| Dataset listings of figures |
───

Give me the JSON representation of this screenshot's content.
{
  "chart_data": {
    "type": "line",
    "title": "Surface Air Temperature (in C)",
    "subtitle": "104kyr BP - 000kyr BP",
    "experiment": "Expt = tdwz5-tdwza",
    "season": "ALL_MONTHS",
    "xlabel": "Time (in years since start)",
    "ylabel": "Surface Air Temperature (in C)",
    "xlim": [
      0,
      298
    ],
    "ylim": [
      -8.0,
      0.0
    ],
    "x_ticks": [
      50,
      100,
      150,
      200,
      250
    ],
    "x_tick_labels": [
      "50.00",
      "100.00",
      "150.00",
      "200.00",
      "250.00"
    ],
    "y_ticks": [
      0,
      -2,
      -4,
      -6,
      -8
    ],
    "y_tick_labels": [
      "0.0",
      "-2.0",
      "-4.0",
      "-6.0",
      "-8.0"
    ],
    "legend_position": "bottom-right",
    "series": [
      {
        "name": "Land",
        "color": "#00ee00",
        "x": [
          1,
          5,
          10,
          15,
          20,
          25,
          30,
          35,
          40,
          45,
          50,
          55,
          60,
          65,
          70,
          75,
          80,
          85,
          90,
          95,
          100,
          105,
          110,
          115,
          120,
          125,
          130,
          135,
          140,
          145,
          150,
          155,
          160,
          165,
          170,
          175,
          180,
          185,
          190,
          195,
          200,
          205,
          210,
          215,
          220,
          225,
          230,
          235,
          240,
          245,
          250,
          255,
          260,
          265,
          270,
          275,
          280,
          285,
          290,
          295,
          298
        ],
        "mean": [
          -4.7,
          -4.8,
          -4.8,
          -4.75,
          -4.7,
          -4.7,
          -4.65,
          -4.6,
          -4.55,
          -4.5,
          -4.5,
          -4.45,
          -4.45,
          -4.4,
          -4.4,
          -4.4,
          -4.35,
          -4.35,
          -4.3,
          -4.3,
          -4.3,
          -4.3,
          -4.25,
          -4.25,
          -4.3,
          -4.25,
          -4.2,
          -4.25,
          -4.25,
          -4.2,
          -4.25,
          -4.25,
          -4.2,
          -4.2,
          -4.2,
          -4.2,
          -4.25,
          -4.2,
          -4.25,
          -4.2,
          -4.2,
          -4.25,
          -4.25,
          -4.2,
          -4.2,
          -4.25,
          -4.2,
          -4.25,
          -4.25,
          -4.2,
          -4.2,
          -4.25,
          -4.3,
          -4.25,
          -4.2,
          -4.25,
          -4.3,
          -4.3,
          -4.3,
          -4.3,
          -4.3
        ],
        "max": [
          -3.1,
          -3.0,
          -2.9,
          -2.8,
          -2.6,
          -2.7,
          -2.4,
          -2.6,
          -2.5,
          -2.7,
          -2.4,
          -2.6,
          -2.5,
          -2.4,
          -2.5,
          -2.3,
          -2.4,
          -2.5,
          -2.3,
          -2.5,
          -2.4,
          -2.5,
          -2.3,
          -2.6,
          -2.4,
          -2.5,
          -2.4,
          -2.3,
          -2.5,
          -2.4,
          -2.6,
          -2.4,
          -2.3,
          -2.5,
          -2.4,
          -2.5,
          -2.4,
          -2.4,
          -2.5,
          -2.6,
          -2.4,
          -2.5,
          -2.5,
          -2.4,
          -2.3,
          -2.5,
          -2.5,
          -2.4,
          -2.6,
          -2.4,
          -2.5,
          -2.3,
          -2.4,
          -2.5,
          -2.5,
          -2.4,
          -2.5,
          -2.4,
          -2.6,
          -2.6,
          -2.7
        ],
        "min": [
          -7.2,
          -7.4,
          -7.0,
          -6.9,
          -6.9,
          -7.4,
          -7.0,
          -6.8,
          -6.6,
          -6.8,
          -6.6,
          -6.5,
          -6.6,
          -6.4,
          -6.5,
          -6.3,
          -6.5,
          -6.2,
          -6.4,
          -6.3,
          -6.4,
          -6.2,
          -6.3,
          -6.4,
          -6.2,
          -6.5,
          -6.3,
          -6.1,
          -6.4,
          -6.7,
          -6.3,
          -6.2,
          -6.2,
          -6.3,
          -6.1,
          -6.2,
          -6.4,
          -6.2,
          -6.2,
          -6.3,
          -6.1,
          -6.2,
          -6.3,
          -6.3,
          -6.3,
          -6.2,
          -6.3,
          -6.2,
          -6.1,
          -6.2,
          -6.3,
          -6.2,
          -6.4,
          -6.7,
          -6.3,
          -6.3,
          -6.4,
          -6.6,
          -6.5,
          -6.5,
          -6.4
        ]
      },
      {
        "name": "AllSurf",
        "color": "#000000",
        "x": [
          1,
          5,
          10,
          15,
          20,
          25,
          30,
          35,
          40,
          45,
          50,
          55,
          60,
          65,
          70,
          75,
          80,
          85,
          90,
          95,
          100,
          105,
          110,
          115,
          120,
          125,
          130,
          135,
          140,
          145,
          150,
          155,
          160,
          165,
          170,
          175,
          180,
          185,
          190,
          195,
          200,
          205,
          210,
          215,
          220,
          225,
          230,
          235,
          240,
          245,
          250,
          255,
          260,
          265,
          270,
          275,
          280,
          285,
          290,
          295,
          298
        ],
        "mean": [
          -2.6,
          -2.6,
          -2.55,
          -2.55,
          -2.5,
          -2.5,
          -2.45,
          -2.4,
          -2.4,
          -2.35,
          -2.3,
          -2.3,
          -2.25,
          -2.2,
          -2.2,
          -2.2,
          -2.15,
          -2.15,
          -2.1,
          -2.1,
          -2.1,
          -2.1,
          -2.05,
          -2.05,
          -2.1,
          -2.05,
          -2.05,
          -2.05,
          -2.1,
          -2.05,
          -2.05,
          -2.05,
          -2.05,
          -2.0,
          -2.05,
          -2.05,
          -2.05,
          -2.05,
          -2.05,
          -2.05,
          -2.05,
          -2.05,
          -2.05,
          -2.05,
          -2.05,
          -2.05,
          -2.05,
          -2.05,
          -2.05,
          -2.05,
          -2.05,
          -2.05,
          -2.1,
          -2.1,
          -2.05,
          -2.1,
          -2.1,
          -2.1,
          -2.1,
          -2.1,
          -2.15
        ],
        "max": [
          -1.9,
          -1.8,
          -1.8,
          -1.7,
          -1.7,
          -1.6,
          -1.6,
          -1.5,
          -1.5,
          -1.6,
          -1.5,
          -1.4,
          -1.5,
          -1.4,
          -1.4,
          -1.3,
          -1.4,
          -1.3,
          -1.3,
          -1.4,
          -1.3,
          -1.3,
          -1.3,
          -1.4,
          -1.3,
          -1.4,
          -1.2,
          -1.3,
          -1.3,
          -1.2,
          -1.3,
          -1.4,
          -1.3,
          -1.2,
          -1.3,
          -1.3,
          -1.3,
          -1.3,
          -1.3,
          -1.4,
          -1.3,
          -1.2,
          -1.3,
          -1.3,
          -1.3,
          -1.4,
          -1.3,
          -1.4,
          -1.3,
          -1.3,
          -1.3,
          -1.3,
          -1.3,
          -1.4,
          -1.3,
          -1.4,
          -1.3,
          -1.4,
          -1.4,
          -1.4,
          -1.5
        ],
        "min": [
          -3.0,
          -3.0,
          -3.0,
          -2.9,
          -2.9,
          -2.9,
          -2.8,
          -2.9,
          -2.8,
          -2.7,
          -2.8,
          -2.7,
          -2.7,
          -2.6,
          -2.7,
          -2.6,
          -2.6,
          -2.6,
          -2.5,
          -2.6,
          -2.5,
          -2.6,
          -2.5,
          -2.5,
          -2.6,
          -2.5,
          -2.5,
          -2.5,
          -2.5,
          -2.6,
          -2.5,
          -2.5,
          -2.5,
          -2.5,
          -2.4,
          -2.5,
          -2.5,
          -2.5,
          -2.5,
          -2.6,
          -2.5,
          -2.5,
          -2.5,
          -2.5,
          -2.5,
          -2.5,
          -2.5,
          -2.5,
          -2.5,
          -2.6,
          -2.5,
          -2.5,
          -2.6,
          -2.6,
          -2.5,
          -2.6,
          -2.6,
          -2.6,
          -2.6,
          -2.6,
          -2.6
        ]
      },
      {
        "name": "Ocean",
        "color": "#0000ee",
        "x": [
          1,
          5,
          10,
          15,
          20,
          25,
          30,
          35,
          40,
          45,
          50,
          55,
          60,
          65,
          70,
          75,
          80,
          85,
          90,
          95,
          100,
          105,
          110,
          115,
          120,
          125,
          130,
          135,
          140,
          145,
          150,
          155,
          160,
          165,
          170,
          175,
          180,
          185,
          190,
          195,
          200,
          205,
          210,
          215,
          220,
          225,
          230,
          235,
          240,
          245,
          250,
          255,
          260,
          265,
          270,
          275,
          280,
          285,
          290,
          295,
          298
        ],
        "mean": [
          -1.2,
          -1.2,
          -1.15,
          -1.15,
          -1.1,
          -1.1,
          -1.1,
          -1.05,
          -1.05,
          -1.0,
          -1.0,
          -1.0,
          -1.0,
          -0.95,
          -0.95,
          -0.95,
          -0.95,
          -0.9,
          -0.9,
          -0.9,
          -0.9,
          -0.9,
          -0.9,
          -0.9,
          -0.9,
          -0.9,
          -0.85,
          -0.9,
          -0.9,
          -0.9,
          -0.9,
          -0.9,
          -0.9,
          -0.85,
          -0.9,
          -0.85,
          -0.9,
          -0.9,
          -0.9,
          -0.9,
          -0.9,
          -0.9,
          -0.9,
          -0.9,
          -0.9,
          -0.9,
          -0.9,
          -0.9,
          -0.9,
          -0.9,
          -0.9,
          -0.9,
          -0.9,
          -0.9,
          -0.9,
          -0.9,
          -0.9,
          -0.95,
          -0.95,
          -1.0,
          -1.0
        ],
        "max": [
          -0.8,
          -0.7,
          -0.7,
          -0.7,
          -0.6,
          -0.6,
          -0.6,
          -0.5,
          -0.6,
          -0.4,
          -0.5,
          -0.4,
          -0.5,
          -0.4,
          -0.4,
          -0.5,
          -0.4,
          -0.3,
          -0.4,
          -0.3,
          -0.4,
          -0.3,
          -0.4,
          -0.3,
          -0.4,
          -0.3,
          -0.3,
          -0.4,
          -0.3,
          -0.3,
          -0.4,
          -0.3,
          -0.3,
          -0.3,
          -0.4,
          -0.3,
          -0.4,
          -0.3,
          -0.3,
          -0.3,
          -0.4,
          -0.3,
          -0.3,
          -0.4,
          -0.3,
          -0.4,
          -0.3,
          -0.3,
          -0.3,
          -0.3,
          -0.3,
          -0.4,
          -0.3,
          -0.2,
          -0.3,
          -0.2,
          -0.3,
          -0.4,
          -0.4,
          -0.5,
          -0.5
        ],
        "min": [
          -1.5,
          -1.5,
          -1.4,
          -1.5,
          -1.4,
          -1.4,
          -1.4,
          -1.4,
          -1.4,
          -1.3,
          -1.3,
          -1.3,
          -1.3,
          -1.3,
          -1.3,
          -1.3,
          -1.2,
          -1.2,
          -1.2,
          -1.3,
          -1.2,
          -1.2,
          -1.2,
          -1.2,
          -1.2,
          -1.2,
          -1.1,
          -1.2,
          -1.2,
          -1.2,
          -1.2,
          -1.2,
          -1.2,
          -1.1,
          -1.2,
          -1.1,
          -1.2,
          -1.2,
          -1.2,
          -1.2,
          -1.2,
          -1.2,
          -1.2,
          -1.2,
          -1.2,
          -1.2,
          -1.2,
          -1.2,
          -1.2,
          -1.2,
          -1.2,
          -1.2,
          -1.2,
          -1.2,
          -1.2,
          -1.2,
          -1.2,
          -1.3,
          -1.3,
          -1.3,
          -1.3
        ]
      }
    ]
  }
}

───

| REQUIRED WORK |
Which lines in the records above contain the string "color"? Copy each one.

| RESPONSE FOR THIS EXERCISE |
        "color": "#00ee00",
        "color": "#000000",
        "color": "#0000ee",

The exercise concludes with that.